**CHALLENGE**
Starting at the beginning of the records and ending at the line that contains "kpi-value: 38 [387,155,415,183]", lay out those lines as a Markdown table with the columns Index and Entry, skipping any blank lines.

BEGIN RECORDED INFORMATION

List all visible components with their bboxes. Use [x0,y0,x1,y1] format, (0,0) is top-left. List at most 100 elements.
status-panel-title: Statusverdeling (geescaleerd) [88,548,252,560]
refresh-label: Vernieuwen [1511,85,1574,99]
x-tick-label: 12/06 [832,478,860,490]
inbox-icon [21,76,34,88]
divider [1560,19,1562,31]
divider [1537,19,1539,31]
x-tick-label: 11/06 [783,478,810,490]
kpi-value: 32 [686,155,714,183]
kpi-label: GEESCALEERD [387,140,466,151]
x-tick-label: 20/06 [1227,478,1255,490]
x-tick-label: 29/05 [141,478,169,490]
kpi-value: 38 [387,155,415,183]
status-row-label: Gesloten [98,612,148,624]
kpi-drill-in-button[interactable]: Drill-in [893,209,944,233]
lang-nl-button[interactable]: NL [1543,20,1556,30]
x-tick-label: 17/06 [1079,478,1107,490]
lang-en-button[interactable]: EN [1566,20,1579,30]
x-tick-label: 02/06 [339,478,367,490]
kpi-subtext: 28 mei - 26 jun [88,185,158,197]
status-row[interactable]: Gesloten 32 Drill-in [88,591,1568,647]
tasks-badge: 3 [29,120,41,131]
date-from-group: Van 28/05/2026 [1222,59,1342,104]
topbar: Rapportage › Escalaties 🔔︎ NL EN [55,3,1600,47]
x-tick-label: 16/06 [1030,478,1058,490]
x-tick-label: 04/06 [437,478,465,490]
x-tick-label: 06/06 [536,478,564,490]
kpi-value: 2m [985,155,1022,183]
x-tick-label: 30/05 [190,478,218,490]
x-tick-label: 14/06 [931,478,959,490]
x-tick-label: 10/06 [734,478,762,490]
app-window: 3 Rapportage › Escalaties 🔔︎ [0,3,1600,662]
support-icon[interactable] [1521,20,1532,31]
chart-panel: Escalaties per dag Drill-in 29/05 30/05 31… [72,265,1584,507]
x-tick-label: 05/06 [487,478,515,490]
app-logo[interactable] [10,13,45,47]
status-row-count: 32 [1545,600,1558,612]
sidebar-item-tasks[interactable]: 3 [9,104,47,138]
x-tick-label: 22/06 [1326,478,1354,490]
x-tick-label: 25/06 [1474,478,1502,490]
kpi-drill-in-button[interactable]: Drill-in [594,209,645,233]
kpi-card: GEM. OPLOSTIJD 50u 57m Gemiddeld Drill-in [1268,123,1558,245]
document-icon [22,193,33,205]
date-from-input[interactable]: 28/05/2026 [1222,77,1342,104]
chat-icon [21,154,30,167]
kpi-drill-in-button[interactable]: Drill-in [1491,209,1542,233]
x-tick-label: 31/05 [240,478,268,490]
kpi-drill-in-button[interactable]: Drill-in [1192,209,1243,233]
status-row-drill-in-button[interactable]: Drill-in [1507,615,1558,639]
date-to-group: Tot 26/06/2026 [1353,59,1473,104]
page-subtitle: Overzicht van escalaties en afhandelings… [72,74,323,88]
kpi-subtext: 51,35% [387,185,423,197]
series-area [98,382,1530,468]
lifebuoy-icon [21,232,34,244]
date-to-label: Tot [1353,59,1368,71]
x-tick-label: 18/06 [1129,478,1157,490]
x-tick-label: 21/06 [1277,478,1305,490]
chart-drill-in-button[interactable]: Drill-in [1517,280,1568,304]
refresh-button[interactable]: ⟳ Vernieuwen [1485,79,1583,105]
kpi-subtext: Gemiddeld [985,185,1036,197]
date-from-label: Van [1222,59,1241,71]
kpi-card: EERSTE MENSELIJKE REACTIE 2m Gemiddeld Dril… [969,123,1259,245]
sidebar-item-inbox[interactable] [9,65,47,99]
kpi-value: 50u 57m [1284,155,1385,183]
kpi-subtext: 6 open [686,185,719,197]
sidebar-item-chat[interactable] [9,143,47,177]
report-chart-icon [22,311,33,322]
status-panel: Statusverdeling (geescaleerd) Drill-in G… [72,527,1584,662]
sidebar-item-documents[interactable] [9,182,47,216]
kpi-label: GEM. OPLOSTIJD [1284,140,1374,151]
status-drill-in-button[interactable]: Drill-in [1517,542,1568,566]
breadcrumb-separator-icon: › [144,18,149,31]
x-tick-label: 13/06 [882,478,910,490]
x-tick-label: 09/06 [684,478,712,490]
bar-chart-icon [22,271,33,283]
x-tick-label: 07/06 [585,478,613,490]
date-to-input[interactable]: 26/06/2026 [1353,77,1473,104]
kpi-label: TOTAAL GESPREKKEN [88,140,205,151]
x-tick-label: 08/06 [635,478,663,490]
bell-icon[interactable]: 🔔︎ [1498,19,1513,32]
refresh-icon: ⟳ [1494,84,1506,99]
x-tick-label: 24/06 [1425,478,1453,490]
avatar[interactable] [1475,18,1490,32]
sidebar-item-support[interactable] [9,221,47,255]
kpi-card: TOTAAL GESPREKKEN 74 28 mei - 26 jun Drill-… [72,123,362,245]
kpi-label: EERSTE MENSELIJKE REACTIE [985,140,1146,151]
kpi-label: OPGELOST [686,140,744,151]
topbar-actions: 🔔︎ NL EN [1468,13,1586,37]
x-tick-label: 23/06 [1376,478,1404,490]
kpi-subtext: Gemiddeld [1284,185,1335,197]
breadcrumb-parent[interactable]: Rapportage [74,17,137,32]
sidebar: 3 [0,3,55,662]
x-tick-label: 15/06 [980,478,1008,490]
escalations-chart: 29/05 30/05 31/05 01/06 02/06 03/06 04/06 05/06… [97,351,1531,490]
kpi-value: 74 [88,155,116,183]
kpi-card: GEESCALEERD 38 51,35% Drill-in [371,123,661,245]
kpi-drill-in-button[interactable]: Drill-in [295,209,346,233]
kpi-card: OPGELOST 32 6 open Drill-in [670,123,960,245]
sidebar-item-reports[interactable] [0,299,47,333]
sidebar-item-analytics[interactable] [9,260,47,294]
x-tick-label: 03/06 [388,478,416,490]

END RECORDED INFORMATION

**TASK SOLUTION**
| Index | Entry |
|---|---|
| 1 | List all visible components with their bboxes. Use [x0,y0,x1,y1] format, (0,0) is top-left. List at most 100 elements. |
| 2 | status-panel-title: Statusverdeling (geescaleerd) [88,548,252,560] |
| 3 | refresh-label: Vernieuwen [1511,85,1574,99] |
| 4 | x-tick-label: 12/06 [832,478,860,490] |
| 5 | inbox-icon [21,76,34,88] |
| 6 | divider [1560,19,1562,31] |
| 7 | divider [1537,19,1539,31] |
| 8 | x-tick-label: 11/06 [783,478,810,490] |
| 9 | kpi-value: 32 [686,155,714,183] |
| 10 | kpi-label: GEESCALEERD [387,140,466,151] |
| 11 | x-tick-label: 20/06 [1227,478,1255,490] |
| 12 | x-tick-label: 29/05 [141,478,169,490] |
| 13 | kpi-value: 38 [387,155,415,183] |